** EXERCISE DESCRIPTION **
Your task is to repeat the entries word for word while leaving out the pictures.

** DATASET EXTRACT **
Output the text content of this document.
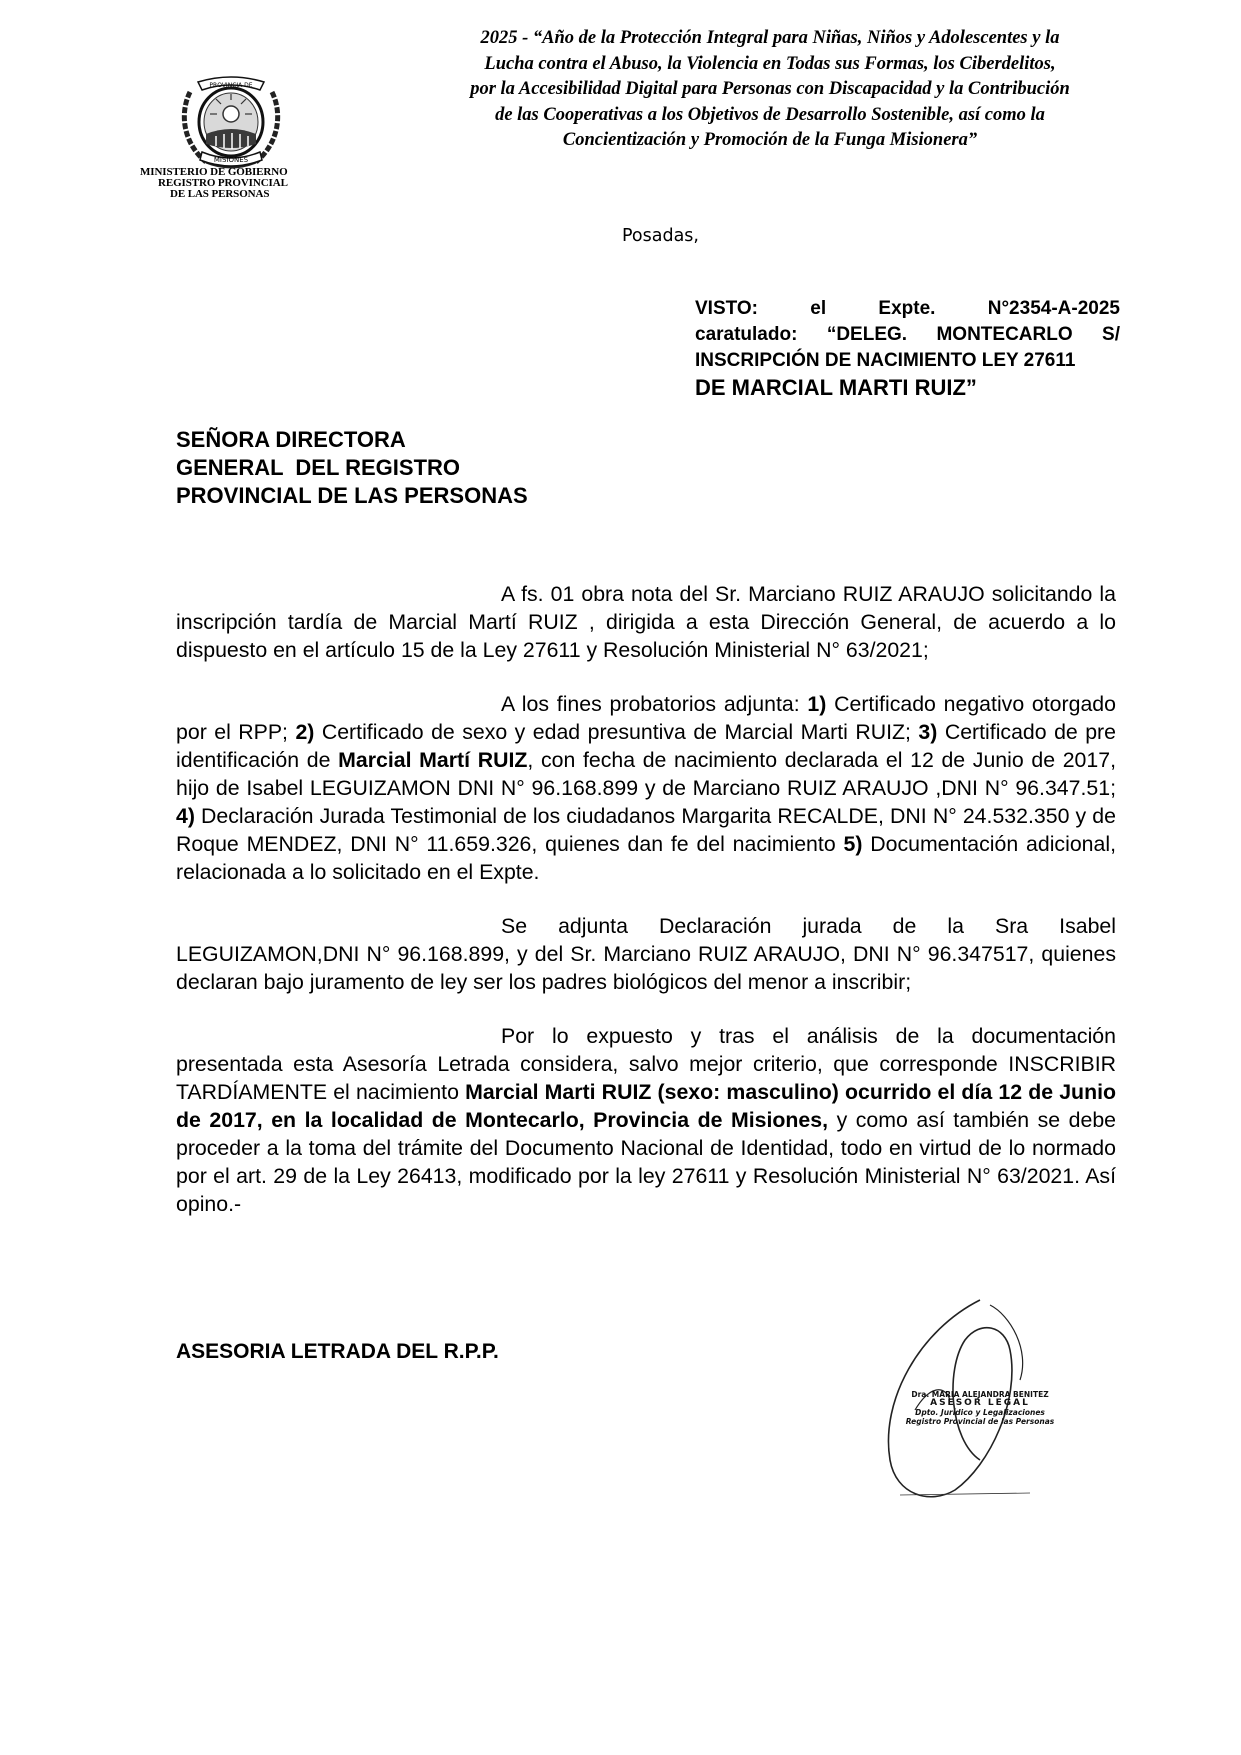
PROVINCIA DE
MISIONES
MINISTERIO DE GOBIERNO
REGISTRO PROVINCIAL
DE LAS PERSONAS
2025 - “Año de la Protección Integral para Niñas, Niños y Adolescentes y la
Lucha contra el Abuso, la Violencia en Todas sus Formas, los Ciberdelitos,
por la Accesibilidad Digital para Personas con Discapacidad y la Contribución
de las Cooperativas a los Objetivos de Desarrollo Sostenible, así como la
Concientización y Promoción de la Funga Misionera”
Posadas,
VISTO:	el	Expte.	N°2354-A-2025
caratulado: “DELEG. MONTECARLO S/
INSCRIPCIÓN DE NACIMIENTO LEY 27611
DE MARCIAL MARTI RUIZ”
SEÑORA DIRECTORA
GENERAL  DEL REGISTRO
PROVINCIAL DE LAS PERSONAS

A fs. 01 obra nota del Sr. Marciano RUIZ ARAUJO solicitando la inscripción tardía de Marcial Martí RUIZ , dirigida a esta Dirección General, de acuerdo a lo dispuesto en el artículo 15 de la Ley 27611 y Resolución Ministerial N° 63/2021;

A los fines probatorios adjunta: 1) Certificado negativo otorgado por el RPP; 2) Certificado de sexo y edad presuntiva de Marcial Marti RUIZ; 3) Certificado de pre identificación de Marcial Martí RUIZ, con fecha de nacimiento declarada el 12 de Junio de 2017, hijo de Isabel LEGUIZAMON DNI N° 96.168.899 y de Marciano RUIZ ARAUJO ,DNI N° 96.347.51; 4) Declaración Jurada Testimonial de los ciudadanos Margarita RECALDE, DNI N° 24.532.350 y de Roque MENDEZ, DNI N° 11.659.326, quienes dan fe del nacimiento 5) Documentación adicional, relacionada a lo solicitado en el Expte.

Se adjunta Declaración jurada de la Sra Isabel LEGUIZAMON,DNI N° 96.168.899, y del Sr. Marciano RUIZ ARAUJO, DNI N° 96.347517, quienes declaran bajo juramento de ley ser los padres biológicos del menor a inscribir;

Por lo expuesto y tras el análisis de la documentación presentada esta Asesoría Letrada considera, salvo mejor criterio, que corresponde INSCRIBIR TARDÍAMENTE el nacimiento Marcial Marti RUIZ (sexo: masculino) ocurrido el día 12 de Junio de 2017, en la localidad de Montecarlo, Provincia de Misiones, y como así también se debe proceder a la toma del trámite del Documento Nacional de Identidad, todo en virtud de lo normado por el art. 29 de la Ley 26413, modificado por la ley 27611 y Resolución Ministerial N° 63/2021. Así opino.-

ASESORIA LETRADA DEL R.P.P.
Dra. MARIA ALEJANDRA BENITEZ
ASESOR LEGAL
Dpto. Jurídico y Legalizaciones
Registro Provincial de las Personas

** RESPONSE TO THE EXERCISE **
Output the text content of this document.
PROVINCIA DE
MISIONES
MINISTERIO DE GOBIERNO
REGISTRO PROVINCIAL
DE LAS PERSONAS
2025 - “Año de la Protección Integral para Niñas, Niños y Adolescentes y la
Lucha contra el Abuso, la Violencia en Todas sus Formas, los Ciberdelitos,
por la Accesibilidad Digital para Personas con Discapacidad y la Contribución
de las Cooperativas a los Objetivos de Desarrollo Sostenible, así como la
Concientización y Promoción de la Funga Misionera”
Posadas,
VISTO:	el	Expte.	N°2354-A-2025
caratulado: “DELEG. MONTECARLO S/
INSCRIPCIÓN DE NACIMIENTO LEY 27611
DE MARCIAL MARTI RUIZ”
SEÑORA DIRECTORA
GENERAL  DEL REGISTRO
PROVINCIAL DE LAS PERSONAS

A fs. 01 obra nota del Sr. Marciano RUIZ ARAUJO solicitando la inscripción tardía de Marcial Martí RUIZ , dirigida a esta Dirección General, de acuerdo a lo dispuesto en el artículo 15 de la Ley 27611 y Resolución Ministerial N° 63/2021;

A los fines probatorios adjunta: 1) Certificado negativo otorgado por el RPP; 2) Certificado de sexo y edad presuntiva de Marcial Marti RUIZ; 3) Certificado de pre identificación de Marcial Martí RUIZ, con fecha de nacimiento declarada el 12 de Junio de 2017, hijo de Isabel LEGUIZAMON DNI N° 96.168.899 y de Marciano RUIZ ARAUJO ,DNI N° 96.347.51; 4) Declaración Jurada Testimonial de los ciudadanos Margarita RECALDE, DNI N° 24.532.350 y de Roque MENDEZ, DNI N° 11.659.326, quienes dan fe del nacimiento 5) Documentación adicional, relacionada a lo solicitado en el Expte.

Se adjunta Declaración jurada de la Sra Isabel LEGUIZAMON,DNI N° 96.168.899, y del Sr. Marciano RUIZ ARAUJO, DNI N° 96.347517, quienes declaran bajo juramento de ley ser los padres biológicos del menor a inscribir;

Por lo expuesto y tras el análisis de la documentación presentada esta Asesoría Letrada considera, salvo mejor criterio, que corresponde INSCRIBIR TARDÍAMENTE el nacimiento Marcial Marti RUIZ (sexo: masculino) ocurrido el día 12 de Junio de 2017, en la localidad de Montecarlo, Provincia de Misiones, y como así también se debe proceder a la toma del trámite del Documento Nacional de Identidad, todo en virtud de lo normado por el art. 29 de la Ley 26413, modificado por la ley 27611 y Resolución Ministerial N° 63/2021. Así opino.-

ASESORIA LETRADA DEL R.P.P.
Dra. MARIA ALEJANDRA BENITEZ
ASESOR LEGAL
Dpto. Jurídico y Legalizaciones
Registro Provincial de las Personas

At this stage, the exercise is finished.